-- AIM --
Write each record again exactly as it stands.

-- ENTRIES SUPPLIED --
--

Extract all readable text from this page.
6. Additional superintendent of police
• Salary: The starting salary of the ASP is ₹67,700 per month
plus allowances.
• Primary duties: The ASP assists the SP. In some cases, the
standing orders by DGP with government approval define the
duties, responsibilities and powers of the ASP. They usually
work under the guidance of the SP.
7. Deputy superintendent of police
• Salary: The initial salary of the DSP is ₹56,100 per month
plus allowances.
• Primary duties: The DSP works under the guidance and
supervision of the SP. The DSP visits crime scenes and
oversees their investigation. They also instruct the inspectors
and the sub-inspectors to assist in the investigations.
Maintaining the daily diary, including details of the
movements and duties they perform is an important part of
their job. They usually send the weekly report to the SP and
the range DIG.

--

-- THE REPLY --
Extract all readable text from this page.
6. Additional superintendent of police
• Salary: The starting salary of the ASP is ₹67,700 per month
plus allowances.
• Primary duties: The ASP assists the SP. In some cases, the
standing orders by DGP with government approval define the
duties, responsibilities and powers of the ASP. They usually
work under the guidance of the SP.
7. Deputy superintendent of police
• Salary: The initial salary of the DSP is ₹56,100 per month
plus allowances.
• Primary duties: The DSP works under the guidance and
supervision of the SP. The DSP visits crime scenes and
oversees their investigation. They also instruct the inspectors
and the sub-inspectors to assist in the investigations.
Maintaining the daily diary, including details of the
movements and duties they perform is an important part of
their job. They usually send the weekly report to the SP and
the range DIG.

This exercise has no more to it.